Given data:
__________________________________________________
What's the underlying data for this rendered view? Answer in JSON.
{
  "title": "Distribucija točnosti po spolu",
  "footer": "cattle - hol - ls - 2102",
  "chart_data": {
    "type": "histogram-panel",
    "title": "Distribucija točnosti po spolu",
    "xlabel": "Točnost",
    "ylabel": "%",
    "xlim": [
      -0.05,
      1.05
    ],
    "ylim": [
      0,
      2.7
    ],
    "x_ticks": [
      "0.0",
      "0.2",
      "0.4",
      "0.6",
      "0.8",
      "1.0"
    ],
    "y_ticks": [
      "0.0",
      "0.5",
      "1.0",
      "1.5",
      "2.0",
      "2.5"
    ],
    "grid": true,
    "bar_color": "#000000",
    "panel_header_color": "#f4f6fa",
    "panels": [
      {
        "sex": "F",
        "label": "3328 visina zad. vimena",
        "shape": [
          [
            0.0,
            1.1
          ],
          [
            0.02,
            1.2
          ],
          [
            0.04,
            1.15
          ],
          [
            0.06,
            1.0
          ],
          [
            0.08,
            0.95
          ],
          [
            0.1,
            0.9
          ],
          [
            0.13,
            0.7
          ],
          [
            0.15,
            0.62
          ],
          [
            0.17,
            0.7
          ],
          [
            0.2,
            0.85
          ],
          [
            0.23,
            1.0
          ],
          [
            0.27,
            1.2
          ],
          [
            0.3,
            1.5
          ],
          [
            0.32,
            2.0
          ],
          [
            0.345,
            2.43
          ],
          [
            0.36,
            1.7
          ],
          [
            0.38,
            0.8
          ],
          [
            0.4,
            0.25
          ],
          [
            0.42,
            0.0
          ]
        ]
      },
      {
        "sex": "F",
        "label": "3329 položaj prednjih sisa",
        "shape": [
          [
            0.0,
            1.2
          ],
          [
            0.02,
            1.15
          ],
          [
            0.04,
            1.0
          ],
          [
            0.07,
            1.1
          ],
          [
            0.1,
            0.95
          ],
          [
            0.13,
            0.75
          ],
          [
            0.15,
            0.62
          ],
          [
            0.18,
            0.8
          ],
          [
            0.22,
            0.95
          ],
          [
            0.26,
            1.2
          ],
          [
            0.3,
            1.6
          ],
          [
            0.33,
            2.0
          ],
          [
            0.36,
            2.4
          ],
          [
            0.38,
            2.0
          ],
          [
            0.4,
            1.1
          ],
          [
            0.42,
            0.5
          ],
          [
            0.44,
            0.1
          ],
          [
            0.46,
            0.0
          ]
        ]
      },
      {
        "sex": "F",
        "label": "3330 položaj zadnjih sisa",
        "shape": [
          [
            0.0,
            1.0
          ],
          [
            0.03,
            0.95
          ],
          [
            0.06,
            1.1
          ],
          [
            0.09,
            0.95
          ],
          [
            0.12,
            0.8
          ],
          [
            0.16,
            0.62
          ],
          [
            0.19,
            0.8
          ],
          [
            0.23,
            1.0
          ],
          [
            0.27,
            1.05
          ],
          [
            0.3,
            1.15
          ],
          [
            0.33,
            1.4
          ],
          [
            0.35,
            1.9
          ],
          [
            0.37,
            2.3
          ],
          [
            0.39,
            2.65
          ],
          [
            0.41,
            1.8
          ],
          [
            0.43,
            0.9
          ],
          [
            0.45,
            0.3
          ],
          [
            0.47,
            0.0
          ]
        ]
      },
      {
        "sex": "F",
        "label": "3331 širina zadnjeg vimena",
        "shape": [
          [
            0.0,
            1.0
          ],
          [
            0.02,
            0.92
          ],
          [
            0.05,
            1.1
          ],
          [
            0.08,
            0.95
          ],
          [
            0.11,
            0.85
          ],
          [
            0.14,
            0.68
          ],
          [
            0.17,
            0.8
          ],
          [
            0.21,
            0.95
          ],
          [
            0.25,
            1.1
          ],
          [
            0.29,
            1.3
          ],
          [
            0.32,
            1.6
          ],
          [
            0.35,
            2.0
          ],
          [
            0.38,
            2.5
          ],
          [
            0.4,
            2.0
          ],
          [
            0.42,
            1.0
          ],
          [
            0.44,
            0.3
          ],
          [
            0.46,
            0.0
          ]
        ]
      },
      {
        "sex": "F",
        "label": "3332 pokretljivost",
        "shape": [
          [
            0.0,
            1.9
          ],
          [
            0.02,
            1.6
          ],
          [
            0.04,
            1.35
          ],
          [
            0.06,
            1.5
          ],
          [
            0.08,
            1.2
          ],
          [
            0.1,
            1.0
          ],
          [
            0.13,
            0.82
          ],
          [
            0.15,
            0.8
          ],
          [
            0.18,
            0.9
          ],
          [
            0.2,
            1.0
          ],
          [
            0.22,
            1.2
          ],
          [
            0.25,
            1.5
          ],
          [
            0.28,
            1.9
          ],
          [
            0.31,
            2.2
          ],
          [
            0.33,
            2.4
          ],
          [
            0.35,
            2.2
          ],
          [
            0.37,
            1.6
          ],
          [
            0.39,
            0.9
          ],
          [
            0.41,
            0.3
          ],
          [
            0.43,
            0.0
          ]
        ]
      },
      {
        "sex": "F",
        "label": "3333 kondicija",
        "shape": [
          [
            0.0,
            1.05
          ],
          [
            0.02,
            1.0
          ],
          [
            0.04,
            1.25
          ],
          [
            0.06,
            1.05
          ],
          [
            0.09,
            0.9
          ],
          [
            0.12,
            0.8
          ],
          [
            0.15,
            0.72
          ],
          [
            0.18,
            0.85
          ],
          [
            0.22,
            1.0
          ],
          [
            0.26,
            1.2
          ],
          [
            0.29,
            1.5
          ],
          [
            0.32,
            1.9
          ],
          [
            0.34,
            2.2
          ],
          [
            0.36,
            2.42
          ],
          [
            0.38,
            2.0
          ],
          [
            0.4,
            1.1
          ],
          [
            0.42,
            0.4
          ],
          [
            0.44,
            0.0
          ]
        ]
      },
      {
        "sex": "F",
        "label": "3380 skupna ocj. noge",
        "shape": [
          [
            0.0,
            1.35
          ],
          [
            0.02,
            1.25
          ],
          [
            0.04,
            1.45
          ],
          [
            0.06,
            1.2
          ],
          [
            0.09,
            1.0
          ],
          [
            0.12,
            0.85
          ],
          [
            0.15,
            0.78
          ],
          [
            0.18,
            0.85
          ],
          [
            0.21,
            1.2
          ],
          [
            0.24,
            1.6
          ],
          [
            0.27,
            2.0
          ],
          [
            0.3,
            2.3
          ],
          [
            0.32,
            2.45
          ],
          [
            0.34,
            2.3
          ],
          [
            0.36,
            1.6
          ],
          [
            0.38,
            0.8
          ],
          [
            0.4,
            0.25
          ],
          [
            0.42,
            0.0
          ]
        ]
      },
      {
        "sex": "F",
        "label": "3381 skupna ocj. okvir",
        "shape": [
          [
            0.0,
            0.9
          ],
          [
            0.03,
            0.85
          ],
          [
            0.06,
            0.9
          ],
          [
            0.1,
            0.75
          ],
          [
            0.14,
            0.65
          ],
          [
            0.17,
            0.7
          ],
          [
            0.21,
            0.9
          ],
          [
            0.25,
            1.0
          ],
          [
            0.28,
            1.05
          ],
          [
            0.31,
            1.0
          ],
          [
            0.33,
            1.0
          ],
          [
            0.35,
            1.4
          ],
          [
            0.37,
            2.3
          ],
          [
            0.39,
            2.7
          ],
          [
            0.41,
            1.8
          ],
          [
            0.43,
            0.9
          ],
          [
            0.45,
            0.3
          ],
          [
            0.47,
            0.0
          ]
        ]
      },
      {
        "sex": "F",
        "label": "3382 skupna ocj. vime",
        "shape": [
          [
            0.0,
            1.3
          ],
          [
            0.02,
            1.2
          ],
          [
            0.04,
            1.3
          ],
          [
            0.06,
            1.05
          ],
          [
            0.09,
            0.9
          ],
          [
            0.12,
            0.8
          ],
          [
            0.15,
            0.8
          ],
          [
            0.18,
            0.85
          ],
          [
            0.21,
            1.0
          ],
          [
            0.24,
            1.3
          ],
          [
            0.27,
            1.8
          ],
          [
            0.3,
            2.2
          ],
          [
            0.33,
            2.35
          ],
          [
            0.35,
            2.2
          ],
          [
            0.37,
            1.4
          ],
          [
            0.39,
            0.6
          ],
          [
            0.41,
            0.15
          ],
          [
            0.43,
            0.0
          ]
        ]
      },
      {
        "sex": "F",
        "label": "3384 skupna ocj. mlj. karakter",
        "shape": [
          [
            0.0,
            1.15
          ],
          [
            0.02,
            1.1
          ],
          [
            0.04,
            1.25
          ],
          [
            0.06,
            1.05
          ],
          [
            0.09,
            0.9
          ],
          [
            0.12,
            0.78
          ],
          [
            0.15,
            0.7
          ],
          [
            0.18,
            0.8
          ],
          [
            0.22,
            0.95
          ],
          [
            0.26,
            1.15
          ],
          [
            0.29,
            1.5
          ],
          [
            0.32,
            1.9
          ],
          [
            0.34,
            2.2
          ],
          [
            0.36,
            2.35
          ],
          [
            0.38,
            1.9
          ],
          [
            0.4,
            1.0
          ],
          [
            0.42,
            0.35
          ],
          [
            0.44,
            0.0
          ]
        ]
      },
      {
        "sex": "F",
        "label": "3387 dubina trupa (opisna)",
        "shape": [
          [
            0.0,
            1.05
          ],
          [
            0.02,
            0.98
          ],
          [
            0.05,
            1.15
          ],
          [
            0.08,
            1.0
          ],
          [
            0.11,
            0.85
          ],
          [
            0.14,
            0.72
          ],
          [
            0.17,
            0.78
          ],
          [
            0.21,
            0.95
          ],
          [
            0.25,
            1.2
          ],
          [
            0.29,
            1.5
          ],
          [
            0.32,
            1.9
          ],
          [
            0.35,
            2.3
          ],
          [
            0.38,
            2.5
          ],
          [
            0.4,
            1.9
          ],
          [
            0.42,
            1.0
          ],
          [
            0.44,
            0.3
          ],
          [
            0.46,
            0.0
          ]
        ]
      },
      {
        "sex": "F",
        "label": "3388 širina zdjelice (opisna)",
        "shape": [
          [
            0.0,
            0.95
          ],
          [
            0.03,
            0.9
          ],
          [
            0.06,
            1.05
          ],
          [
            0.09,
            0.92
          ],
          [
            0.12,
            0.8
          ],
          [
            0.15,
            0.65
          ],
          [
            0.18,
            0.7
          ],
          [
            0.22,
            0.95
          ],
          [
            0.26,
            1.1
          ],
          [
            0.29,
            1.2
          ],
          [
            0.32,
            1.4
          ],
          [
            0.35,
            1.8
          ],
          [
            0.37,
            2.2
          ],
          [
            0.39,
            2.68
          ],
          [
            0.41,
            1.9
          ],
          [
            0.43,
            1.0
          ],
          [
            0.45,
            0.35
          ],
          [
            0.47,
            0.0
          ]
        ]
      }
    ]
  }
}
__________________________________________________
Work required: For each line in the data above that contains the string "vimena", extract the line.

Finished exercise:
        "label": "3328 visina zad. vimena",
        "label": "3331 širina zadnjeg vimena",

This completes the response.